Exercise requirements :: Edit the entries below by replacing every occurrence of "Qtde Embalagem" with "Quantidade na Embalagem", leaving everything else unchanged.

Information provided ::
============================================================

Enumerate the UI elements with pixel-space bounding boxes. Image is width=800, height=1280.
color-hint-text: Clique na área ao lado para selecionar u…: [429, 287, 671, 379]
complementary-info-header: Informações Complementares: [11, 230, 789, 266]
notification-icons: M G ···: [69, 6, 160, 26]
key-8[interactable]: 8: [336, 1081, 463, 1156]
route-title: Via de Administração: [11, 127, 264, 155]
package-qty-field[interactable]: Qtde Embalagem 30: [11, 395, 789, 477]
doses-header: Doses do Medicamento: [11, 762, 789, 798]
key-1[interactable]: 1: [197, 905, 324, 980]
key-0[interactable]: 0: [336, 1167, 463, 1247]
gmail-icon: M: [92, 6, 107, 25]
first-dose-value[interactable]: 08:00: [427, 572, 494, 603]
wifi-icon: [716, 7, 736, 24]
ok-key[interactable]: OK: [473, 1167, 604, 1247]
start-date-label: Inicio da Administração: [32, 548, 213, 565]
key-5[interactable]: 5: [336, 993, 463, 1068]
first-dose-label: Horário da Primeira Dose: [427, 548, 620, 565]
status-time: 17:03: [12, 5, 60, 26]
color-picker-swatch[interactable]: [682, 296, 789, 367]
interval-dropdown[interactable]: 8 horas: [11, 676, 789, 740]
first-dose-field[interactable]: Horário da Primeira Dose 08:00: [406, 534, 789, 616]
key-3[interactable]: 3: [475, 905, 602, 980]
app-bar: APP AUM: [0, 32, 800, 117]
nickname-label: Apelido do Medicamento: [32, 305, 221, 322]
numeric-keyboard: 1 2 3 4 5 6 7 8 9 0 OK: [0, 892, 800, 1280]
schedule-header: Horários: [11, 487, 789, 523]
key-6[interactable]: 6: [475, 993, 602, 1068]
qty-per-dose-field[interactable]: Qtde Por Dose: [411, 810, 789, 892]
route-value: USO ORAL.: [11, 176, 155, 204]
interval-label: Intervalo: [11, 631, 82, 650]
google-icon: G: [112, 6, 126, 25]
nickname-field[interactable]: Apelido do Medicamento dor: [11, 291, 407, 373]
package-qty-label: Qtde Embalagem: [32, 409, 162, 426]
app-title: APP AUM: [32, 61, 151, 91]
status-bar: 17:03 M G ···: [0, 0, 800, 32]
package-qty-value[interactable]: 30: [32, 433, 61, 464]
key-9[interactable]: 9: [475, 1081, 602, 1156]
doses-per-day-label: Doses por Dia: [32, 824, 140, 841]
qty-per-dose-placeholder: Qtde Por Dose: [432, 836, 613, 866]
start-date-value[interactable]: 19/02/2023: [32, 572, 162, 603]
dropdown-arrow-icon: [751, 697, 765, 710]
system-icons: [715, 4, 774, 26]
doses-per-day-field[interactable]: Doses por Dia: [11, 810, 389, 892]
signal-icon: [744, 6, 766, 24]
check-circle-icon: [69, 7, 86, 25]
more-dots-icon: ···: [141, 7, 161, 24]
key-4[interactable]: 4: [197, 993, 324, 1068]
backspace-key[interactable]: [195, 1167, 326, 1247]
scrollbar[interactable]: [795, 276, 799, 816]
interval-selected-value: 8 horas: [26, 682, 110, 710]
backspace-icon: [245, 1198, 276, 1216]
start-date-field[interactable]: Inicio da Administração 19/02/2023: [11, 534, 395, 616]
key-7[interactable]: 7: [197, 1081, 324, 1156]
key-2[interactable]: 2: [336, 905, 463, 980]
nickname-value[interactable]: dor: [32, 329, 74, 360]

============================================================

Solution to this problem ::
Enumerate the UI elements with pixel-space bounding boxes. Image is width=800, height=1280.
color-hint-text: Clique na área ao lado para selecionar u…: [429, 287, 671, 379]
complementary-info-header: Informações Complementares: [11, 230, 789, 266]
notification-icons: M G ···: [69, 6, 160, 26]
key-8[interactable]: 8: [336, 1081, 463, 1156]
route-title: Via de Administração: [11, 127, 264, 155]
package-qty-field[interactable]: Quantidade na Embalagem 30: [11, 395, 789, 477]
doses-header: Doses do Medicamento: [11, 762, 789, 798]
key-1[interactable]: 1: [197, 905, 324, 980]
key-0[interactable]: 0: [336, 1167, 463, 1247]
gmail-icon: M: [92, 6, 107, 25]
first-dose-value[interactable]: 08:00: [427, 572, 494, 603]
wifi-icon: [716, 7, 736, 24]
ok-key[interactable]: OK: [473, 1167, 604, 1247]
start-date-label: Inicio da Administração: [32, 548, 213, 565]
key-5[interactable]: 5: [336, 993, 463, 1068]
first-dose-label: Horário da Primeira Dose: [427, 548, 620, 565]
status-time: 17:03: [12, 5, 60, 26]
color-picker-swatch[interactable]: [682, 296, 789, 367]
interval-dropdown[interactable]: 8 horas: [11, 676, 789, 740]
first-dose-field[interactable]: Horário da Primeira Dose 08:00: [406, 534, 789, 616]
key-3[interactable]: 3: [475, 905, 602, 980]
app-bar: APP AUM: [0, 32, 800, 117]
nickname-label: Apelido do Medicamento: [32, 305, 221, 322]
numeric-keyboard: 1 2 3 4 5 6 7 8 9 0 OK: [0, 892, 800, 1280]
schedule-header: Horários: [11, 487, 789, 523]
key-6[interactable]: 6: [475, 993, 602, 1068]
qty-per-dose-field[interactable]: Qtde Por Dose: [411, 810, 789, 892]
route-value: USO ORAL.: [11, 176, 155, 204]
interval-label: Intervalo: [11, 631, 82, 650]
google-icon: G: [112, 6, 126, 25]
nickname-field[interactable]: Apelido do Medicamento dor: [11, 291, 407, 373]
package-qty-label: Quantidade na Embalagem: [32, 409, 162, 426]
app-title: APP AUM: [32, 61, 151, 91]
status-bar: 17:03 M G ···: [0, 0, 800, 32]
package-qty-value[interactable]: 30: [32, 433, 61, 464]
key-9[interactable]: 9: [475, 1081, 602, 1156]
doses-per-day-label: Doses por Dia: [32, 824, 140, 841]
qty-per-dose-placeholder: Qtde Por Dose: [432, 836, 613, 866]
start-date-value[interactable]: 19/02/2023: [32, 572, 162, 603]
dropdown-arrow-icon: [751, 697, 765, 710]
system-icons: [715, 4, 774, 26]
doses-per-day-field[interactable]: Doses por Dia: [11, 810, 389, 892]
signal-icon: [744, 6, 766, 24]
check-circle-icon: [69, 7, 86, 25]
more-dots-icon: ···: [141, 7, 161, 24]
key-4[interactable]: 4: [197, 993, 324, 1068]
backspace-key[interactable]: [195, 1167, 326, 1247]
scrollbar[interactable]: [795, 276, 799, 816]
interval-selected-value: 8 horas: [26, 682, 110, 710]
backspace-icon: [245, 1198, 276, 1216]
start-date-field[interactable]: Inicio da Administração 19/02/2023: [11, 534, 395, 616]
key-7[interactable]: 7: [197, 1081, 324, 1156]
key-2[interactable]: 2: [336, 905, 463, 980]
nickname-value[interactable]: dor: [32, 329, 74, 360]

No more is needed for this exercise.